■ **BRIEF**
Present each line of the entries below that holds the word "Market".

■ **SOURCE RECORDS**
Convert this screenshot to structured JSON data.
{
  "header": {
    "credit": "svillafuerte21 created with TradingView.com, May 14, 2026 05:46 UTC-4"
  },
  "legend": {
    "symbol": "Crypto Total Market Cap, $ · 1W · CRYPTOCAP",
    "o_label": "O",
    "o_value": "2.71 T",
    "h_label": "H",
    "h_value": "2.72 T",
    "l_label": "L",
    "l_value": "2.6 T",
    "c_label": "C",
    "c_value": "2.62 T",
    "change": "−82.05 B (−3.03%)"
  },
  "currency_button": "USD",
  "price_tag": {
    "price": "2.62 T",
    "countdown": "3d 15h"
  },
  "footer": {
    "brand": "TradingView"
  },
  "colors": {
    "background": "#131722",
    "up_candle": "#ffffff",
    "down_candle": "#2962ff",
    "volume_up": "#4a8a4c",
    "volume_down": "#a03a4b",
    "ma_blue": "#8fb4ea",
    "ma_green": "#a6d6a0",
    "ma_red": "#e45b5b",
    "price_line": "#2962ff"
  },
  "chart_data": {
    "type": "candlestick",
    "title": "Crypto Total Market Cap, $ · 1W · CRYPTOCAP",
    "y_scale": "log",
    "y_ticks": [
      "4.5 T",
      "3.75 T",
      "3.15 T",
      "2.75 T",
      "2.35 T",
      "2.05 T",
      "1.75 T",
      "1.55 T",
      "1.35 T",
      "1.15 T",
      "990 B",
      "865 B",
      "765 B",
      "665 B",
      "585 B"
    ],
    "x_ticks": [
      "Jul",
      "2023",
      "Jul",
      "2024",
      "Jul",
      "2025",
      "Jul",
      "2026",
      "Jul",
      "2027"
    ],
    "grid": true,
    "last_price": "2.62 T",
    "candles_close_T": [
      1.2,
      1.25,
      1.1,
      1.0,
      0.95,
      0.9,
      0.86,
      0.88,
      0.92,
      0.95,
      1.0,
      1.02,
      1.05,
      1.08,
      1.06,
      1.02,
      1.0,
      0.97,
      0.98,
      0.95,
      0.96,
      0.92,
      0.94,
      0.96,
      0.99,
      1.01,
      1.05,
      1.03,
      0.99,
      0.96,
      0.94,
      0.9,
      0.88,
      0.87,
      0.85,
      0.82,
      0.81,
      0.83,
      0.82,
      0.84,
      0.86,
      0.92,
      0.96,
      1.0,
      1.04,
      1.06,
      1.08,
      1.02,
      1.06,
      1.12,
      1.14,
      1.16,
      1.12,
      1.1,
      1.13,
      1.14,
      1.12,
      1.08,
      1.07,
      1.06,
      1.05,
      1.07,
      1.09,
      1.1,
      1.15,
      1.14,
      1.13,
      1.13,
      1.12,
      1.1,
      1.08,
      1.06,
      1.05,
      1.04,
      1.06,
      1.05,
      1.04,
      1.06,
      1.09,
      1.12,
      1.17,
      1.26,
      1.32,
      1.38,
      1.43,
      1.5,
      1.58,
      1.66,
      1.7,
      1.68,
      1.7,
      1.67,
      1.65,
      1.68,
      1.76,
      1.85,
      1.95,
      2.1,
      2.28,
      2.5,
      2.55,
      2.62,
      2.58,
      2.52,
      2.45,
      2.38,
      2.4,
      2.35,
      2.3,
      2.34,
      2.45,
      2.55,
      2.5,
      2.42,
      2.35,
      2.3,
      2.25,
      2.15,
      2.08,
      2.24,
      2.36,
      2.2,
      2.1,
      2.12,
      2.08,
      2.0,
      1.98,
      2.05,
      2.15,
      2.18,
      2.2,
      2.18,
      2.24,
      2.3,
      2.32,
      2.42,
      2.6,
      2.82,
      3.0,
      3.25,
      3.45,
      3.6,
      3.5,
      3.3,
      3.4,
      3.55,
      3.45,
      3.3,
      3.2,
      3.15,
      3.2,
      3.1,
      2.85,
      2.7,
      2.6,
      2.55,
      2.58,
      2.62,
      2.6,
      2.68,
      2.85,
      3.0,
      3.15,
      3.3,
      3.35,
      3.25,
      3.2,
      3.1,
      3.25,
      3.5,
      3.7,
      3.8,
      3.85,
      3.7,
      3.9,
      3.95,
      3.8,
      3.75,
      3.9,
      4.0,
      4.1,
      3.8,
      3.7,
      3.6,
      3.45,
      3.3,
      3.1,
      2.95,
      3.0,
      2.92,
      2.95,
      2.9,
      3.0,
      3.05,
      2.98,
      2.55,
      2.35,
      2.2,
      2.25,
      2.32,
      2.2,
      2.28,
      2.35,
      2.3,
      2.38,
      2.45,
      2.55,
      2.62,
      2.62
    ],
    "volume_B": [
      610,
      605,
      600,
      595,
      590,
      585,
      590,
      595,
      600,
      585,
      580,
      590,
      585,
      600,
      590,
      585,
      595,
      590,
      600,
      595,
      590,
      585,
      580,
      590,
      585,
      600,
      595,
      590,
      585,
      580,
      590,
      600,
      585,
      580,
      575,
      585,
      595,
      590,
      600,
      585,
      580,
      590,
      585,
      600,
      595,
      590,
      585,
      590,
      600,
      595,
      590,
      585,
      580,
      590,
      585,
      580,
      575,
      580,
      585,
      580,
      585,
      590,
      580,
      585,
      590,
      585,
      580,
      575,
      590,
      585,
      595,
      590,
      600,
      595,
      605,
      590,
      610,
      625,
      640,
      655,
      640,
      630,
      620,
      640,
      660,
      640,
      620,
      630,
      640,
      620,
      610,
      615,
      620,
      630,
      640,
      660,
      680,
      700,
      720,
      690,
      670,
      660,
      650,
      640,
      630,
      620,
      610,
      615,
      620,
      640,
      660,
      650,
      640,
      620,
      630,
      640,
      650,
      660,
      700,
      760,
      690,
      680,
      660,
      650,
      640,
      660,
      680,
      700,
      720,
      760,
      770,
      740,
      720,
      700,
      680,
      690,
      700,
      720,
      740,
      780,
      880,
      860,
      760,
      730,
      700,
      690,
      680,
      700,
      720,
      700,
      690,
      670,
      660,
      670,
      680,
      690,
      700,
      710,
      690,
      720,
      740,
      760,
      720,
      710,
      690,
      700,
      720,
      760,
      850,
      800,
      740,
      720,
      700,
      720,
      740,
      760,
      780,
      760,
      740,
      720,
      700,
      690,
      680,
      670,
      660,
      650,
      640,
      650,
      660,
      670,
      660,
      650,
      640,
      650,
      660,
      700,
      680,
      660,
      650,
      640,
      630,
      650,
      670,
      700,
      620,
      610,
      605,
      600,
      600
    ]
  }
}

■ **RESPONSE TO THE TASK**
    "symbol": "Crypto Total Market Cap, $ · 1W · CRYPTOCAP",
    "title": "Crypto Total Market Cap, $ · 1W · CRYPTOCAP",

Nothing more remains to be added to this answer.